-------- Entries shown

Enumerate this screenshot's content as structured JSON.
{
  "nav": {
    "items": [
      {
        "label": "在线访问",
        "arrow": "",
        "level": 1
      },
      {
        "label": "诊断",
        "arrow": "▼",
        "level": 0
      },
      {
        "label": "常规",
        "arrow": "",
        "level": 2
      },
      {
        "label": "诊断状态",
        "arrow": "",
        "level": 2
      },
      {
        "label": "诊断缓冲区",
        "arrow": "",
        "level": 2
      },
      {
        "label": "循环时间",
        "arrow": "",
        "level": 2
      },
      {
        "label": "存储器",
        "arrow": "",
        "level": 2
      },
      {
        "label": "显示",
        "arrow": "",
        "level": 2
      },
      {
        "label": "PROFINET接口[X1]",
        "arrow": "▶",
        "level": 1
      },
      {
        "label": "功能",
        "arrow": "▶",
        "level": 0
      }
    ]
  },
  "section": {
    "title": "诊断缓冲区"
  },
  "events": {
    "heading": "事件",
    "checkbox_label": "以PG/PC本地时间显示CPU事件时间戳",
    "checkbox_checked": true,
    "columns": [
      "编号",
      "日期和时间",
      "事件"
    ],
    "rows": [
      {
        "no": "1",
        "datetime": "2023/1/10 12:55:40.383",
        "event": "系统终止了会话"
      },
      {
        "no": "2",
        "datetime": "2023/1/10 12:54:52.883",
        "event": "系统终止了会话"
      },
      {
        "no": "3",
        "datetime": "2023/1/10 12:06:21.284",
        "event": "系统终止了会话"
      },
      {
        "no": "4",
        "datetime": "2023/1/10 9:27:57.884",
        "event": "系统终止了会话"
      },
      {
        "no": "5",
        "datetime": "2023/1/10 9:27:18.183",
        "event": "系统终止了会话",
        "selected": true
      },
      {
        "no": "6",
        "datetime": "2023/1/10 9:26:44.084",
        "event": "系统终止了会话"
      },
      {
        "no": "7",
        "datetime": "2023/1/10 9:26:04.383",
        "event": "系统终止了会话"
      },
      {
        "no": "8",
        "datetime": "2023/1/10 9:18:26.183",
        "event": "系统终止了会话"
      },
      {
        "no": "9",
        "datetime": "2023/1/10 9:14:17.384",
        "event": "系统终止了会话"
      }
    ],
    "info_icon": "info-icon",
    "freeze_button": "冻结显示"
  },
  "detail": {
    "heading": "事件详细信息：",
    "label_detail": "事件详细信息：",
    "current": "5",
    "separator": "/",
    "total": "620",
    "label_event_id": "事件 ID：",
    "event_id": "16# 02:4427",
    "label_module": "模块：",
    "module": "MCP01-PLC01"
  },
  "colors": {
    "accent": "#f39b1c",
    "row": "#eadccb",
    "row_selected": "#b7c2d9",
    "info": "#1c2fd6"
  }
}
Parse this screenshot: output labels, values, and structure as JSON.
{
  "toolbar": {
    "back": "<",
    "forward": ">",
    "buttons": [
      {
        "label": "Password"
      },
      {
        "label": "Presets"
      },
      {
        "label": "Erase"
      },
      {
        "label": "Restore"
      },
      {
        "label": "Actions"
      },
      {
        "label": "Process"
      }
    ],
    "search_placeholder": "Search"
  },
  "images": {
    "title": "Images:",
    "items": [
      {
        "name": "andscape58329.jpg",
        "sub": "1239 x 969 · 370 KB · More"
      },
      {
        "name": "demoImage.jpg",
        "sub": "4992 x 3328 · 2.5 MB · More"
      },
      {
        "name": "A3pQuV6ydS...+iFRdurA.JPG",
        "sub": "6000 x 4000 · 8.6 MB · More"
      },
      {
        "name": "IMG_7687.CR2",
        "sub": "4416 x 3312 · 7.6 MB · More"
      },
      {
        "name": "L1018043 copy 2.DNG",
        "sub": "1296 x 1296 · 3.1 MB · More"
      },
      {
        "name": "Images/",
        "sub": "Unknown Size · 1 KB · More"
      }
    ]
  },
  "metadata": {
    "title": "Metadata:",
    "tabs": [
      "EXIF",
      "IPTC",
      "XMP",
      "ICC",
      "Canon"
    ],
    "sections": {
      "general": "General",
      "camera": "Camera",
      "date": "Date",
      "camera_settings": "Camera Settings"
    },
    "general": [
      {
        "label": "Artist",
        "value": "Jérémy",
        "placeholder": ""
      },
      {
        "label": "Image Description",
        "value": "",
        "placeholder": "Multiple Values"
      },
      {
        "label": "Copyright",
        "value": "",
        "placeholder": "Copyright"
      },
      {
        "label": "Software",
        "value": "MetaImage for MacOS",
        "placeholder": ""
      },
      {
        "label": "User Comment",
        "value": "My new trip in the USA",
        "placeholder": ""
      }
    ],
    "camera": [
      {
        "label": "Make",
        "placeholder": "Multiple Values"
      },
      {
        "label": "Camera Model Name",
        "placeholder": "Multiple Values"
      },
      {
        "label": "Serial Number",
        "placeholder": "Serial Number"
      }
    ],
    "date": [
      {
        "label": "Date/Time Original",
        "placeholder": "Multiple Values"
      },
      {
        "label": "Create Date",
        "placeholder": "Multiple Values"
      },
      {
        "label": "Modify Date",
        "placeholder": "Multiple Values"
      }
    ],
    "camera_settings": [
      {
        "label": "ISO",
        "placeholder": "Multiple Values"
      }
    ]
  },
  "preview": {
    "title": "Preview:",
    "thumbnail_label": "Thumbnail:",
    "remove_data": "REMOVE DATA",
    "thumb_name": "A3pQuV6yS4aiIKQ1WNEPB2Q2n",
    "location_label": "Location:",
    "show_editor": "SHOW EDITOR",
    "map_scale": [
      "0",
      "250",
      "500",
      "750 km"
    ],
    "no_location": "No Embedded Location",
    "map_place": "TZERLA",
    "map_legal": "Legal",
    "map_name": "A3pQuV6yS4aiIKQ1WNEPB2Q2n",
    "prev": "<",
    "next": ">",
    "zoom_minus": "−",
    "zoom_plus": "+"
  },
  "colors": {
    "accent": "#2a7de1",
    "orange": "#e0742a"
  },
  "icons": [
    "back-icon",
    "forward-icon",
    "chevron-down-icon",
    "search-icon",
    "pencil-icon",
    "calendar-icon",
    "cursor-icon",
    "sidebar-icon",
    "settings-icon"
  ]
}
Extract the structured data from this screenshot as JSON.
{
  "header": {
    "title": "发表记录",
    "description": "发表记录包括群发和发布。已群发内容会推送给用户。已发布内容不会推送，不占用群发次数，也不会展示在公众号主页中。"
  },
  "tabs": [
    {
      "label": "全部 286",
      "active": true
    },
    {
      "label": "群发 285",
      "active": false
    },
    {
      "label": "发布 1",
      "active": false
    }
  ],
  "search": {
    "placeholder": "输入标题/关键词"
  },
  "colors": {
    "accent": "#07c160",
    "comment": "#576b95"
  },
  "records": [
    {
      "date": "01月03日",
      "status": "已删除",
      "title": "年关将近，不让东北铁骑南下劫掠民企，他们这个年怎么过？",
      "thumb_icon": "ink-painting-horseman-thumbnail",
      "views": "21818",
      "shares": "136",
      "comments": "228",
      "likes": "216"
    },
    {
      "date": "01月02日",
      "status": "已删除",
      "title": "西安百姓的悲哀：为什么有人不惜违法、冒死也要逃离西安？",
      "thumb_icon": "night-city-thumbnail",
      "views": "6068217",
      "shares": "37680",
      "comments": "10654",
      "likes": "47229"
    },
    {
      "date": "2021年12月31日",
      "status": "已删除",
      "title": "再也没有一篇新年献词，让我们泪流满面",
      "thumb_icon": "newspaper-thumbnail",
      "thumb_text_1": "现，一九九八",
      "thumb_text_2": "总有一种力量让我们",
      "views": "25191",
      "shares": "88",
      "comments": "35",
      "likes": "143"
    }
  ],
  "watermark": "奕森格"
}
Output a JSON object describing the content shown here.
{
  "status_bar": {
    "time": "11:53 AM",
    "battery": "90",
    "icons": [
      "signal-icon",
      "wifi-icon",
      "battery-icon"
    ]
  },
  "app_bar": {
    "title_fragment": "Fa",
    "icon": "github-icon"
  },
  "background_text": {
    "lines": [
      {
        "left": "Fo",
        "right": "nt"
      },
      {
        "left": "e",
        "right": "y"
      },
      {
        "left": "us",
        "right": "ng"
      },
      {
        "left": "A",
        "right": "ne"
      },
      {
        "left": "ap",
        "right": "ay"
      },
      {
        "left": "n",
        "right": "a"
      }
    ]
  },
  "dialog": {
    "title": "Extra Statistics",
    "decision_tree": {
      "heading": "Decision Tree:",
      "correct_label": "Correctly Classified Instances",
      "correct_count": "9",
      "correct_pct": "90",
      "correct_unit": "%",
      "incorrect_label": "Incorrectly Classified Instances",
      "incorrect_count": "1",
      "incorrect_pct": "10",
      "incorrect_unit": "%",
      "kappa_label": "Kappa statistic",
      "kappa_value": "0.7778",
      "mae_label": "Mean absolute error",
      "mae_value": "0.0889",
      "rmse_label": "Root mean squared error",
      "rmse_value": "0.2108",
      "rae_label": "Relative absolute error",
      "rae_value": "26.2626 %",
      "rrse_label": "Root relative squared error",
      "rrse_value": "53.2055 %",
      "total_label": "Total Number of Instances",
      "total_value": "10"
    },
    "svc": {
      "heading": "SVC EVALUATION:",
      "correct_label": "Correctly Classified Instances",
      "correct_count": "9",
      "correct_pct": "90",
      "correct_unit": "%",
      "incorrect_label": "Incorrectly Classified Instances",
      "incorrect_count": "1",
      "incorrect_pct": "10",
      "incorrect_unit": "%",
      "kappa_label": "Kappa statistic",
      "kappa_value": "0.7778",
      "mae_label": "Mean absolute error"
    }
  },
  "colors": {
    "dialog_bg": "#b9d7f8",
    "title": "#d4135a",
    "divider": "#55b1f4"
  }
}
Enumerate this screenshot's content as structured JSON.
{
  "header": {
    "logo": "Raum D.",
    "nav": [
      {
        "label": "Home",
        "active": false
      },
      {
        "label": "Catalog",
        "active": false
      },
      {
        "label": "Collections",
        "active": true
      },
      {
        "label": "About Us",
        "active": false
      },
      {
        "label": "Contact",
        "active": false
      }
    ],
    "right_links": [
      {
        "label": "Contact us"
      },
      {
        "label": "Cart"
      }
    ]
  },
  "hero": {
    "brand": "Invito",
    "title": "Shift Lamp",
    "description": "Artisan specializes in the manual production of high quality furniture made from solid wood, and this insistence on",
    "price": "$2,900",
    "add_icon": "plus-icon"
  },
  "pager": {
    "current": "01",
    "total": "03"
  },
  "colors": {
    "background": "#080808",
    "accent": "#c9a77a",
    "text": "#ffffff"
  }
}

----------------

Identify the lines in the entries above that contain "Location", then copy them out.

    "location_label": "Location:",
    "no_location": "No Embedded Location",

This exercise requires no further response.